:: Stored items ::

## start

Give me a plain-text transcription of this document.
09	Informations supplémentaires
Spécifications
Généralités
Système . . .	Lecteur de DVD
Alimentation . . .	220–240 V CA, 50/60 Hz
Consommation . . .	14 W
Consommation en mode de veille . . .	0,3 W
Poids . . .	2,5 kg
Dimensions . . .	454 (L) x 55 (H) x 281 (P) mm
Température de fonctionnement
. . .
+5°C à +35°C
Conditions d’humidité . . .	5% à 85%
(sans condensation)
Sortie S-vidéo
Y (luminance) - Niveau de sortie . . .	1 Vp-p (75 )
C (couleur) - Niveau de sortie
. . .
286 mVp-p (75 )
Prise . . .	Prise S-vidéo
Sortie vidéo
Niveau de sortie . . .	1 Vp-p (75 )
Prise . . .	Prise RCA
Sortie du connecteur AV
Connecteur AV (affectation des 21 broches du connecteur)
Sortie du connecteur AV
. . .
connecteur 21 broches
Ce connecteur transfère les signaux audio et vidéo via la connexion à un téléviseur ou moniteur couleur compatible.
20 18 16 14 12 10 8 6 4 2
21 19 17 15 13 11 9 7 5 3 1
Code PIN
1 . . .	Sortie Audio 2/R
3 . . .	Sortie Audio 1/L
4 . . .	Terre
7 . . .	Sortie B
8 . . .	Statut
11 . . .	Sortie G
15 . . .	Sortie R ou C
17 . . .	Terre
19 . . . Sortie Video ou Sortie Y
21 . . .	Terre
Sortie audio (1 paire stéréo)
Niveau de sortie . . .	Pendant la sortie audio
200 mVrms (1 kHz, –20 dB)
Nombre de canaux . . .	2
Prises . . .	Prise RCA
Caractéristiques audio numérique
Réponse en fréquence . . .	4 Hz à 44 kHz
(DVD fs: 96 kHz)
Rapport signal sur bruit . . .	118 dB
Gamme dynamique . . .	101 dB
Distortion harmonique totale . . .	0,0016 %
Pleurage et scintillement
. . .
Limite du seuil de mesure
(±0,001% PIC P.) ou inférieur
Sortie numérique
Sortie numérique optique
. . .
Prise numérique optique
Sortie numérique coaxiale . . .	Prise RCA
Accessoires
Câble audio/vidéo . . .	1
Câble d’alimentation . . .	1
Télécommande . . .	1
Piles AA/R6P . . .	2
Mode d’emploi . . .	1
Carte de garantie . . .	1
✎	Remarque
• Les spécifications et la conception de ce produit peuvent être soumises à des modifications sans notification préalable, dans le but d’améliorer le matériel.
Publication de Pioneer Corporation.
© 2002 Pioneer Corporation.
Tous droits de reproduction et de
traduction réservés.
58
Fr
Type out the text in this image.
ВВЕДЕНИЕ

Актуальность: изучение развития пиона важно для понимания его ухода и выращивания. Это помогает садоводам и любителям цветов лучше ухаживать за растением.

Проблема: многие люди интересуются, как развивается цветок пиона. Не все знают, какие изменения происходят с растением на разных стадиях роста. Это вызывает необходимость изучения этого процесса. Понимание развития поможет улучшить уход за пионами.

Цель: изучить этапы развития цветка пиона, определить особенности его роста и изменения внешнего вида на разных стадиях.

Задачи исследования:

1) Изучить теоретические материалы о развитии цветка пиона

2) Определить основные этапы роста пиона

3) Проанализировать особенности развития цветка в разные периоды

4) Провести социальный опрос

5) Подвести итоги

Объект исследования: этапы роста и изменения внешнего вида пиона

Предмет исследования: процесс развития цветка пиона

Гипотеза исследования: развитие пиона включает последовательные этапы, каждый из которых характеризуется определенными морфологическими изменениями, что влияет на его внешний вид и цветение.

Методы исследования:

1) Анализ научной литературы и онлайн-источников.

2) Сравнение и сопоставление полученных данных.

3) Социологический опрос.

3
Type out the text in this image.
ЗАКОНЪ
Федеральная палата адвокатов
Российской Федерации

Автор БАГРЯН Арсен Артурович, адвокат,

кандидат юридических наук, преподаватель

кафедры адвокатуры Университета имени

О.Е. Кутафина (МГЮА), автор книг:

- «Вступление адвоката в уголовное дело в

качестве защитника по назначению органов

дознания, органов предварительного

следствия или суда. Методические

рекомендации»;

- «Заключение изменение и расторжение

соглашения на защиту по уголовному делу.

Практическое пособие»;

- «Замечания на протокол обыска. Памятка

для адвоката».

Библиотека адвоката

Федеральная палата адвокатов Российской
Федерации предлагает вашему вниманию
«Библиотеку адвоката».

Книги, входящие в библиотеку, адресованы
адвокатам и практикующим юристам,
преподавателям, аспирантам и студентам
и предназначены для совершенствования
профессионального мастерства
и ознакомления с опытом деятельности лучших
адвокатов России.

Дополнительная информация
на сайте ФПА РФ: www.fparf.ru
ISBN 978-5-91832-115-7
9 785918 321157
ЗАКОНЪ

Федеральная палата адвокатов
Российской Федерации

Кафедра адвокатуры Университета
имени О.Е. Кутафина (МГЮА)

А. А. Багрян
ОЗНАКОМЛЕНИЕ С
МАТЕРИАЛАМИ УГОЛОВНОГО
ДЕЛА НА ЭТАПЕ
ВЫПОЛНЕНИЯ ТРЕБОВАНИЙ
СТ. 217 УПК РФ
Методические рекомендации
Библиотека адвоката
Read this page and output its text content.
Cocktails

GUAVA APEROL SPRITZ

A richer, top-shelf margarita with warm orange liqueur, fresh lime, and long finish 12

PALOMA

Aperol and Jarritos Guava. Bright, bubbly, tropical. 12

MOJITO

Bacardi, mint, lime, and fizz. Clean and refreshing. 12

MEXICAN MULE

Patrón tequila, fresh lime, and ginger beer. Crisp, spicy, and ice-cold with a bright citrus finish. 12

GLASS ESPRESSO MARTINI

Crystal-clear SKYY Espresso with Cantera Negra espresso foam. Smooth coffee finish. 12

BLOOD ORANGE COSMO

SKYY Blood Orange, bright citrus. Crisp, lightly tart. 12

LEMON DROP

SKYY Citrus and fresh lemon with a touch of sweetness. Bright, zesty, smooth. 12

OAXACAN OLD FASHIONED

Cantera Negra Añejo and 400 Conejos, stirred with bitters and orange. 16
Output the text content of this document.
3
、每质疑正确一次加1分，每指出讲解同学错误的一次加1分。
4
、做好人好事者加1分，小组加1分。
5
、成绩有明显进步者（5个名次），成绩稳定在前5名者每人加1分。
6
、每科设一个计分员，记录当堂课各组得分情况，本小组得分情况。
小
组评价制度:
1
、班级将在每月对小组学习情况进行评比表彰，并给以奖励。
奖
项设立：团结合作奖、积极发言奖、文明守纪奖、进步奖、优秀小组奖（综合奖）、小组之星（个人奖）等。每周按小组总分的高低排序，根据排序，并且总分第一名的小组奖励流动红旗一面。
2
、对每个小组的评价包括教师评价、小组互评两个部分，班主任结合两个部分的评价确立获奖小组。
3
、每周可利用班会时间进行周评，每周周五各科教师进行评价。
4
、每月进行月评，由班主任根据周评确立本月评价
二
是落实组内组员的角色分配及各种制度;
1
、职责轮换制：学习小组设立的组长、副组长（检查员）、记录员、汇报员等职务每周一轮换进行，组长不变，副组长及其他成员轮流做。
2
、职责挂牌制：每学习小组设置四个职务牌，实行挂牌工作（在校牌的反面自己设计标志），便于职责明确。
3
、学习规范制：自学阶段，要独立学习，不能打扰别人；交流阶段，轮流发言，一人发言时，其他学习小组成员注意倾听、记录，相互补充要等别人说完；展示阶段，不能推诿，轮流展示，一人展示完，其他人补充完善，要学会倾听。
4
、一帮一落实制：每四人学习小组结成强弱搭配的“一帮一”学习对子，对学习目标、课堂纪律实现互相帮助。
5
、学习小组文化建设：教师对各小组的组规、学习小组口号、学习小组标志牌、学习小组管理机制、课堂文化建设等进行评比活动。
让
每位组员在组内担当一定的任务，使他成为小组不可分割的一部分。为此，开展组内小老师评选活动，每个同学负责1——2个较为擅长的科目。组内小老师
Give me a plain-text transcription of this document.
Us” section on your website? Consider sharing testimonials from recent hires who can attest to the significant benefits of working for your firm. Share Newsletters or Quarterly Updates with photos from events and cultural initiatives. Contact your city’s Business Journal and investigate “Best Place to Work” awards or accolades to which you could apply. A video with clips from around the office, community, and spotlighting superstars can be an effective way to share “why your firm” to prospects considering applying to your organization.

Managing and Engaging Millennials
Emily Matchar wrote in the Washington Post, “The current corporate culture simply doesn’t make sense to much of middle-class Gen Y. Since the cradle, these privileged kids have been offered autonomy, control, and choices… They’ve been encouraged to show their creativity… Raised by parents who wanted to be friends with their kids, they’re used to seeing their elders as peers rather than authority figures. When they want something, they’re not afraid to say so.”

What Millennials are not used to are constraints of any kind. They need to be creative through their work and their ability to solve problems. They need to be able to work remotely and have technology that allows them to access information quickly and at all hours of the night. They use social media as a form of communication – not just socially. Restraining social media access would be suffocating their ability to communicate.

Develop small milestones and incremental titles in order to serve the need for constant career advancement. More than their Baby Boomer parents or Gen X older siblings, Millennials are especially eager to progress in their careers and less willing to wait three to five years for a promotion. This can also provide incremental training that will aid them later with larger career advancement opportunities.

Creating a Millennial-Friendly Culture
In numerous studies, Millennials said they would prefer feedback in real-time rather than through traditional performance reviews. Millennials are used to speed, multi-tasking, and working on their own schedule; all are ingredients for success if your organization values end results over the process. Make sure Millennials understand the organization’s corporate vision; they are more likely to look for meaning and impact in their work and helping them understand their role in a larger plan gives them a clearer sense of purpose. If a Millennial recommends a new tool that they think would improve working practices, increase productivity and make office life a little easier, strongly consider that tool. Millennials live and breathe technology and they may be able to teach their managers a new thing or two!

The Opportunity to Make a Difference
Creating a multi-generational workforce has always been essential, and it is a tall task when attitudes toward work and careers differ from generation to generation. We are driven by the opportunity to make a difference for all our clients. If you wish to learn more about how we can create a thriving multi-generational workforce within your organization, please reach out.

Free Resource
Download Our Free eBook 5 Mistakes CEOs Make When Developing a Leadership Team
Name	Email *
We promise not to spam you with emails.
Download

## end

:: Requirement ::
Find the string "вида" in the records, then copy each line where it occurs.

:: Correct result ::
Цель: изучить этапы развития цветка пиона, определить особенности его роста и изменения внешнего вида на разных стадиях.
Объект исследования: этапы роста и изменения внешнего вида пиона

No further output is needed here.